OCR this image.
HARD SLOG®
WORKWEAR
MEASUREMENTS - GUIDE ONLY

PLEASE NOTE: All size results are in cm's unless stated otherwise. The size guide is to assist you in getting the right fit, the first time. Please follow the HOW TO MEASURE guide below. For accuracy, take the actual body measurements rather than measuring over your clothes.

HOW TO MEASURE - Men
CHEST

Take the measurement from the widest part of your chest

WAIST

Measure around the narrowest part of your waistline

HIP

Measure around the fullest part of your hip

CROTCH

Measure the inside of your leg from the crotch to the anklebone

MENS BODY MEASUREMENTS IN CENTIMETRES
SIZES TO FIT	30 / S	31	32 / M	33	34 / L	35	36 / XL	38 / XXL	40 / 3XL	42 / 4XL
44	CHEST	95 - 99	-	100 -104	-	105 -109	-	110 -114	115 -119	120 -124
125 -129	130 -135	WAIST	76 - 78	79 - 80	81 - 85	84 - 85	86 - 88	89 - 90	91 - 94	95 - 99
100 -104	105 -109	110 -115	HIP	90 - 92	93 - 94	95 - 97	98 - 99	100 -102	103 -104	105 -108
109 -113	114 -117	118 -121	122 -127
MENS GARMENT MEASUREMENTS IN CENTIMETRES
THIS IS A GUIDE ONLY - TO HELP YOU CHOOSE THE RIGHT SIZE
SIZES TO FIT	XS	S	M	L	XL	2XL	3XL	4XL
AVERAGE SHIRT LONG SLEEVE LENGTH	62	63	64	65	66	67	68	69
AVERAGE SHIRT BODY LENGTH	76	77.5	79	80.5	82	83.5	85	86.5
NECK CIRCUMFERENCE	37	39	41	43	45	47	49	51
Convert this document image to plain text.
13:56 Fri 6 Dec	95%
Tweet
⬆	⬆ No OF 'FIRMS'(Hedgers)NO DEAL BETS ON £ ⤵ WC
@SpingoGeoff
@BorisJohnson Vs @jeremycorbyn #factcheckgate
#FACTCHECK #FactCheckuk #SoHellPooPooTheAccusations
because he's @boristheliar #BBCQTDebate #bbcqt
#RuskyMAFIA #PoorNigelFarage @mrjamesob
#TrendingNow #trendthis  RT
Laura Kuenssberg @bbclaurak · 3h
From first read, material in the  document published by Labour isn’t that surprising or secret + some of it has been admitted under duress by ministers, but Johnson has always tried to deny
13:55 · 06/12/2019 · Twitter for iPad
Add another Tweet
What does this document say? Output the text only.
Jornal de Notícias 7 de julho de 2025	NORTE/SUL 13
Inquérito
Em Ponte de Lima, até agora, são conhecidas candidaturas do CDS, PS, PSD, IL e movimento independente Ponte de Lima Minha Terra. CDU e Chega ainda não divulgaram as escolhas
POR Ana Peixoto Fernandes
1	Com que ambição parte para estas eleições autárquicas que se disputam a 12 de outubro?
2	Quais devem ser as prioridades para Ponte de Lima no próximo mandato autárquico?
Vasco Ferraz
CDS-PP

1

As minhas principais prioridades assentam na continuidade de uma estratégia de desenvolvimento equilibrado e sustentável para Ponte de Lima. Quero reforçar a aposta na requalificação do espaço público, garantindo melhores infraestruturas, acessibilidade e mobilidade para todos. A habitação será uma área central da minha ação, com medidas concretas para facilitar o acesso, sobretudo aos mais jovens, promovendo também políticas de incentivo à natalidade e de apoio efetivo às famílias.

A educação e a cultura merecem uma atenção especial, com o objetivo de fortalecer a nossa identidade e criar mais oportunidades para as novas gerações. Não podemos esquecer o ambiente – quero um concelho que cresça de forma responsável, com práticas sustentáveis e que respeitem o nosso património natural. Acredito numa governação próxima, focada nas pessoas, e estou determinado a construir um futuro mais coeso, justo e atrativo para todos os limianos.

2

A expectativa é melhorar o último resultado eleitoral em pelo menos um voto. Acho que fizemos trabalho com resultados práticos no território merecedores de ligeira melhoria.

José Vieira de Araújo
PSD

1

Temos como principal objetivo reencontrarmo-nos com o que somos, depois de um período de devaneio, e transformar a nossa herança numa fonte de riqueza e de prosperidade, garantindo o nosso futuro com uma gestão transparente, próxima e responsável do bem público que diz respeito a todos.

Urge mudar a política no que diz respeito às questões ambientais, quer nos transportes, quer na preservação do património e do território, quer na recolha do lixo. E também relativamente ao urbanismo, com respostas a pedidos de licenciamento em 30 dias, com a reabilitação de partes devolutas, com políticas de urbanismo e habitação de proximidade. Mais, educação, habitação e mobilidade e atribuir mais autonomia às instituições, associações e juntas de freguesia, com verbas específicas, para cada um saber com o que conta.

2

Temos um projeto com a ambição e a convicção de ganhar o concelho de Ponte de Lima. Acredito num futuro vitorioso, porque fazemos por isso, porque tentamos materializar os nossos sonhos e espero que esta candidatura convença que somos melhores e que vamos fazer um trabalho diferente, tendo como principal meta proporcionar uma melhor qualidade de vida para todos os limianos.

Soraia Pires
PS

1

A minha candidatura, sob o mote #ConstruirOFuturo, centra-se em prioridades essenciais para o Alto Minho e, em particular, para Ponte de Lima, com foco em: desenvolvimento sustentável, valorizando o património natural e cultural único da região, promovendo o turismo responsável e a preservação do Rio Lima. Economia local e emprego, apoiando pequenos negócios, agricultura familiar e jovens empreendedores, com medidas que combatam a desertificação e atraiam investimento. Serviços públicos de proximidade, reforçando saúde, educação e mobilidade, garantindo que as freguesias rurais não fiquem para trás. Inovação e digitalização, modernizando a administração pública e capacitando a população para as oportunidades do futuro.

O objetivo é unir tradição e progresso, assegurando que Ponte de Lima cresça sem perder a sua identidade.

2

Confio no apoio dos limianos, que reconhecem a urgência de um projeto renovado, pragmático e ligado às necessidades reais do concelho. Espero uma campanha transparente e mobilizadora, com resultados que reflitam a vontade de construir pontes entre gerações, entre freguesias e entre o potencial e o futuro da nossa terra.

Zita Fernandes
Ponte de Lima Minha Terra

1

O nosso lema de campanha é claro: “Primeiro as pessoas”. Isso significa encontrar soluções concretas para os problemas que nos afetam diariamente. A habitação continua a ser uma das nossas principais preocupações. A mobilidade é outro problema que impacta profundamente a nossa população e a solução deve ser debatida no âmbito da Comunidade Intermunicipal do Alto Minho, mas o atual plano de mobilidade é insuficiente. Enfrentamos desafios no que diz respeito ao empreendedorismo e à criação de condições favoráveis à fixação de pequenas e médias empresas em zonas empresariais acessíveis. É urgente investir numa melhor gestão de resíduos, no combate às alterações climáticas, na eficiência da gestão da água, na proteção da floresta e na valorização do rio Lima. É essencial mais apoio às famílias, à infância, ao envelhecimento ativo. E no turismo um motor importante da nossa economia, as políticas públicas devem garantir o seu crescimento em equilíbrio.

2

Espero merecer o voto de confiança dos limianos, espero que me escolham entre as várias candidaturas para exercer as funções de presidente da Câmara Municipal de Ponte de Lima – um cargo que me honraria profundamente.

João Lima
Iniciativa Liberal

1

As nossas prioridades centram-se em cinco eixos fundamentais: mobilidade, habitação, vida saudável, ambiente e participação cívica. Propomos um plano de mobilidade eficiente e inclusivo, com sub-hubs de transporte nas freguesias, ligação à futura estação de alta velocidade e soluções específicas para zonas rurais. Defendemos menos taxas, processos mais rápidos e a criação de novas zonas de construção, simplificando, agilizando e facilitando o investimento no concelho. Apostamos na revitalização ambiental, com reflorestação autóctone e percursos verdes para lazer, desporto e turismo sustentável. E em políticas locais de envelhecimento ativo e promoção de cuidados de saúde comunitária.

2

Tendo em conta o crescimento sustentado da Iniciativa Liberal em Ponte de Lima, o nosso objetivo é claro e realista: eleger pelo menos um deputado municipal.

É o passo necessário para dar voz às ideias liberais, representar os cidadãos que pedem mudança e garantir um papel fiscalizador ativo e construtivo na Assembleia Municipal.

--------------------------------------------------

→ SET PROBLEM:
Filter out all lines lacking the word "AVERAGE" and copy the rest.

→ WRITTEN RESPONSE:
AVERAGE SHIRT LONG SLEEVE LENGTH	62	63	64	65	66	67	68	69
AVERAGE SHIRT BODY LENGTH	76	77.5	79	80.5	82	83.5	85	86.5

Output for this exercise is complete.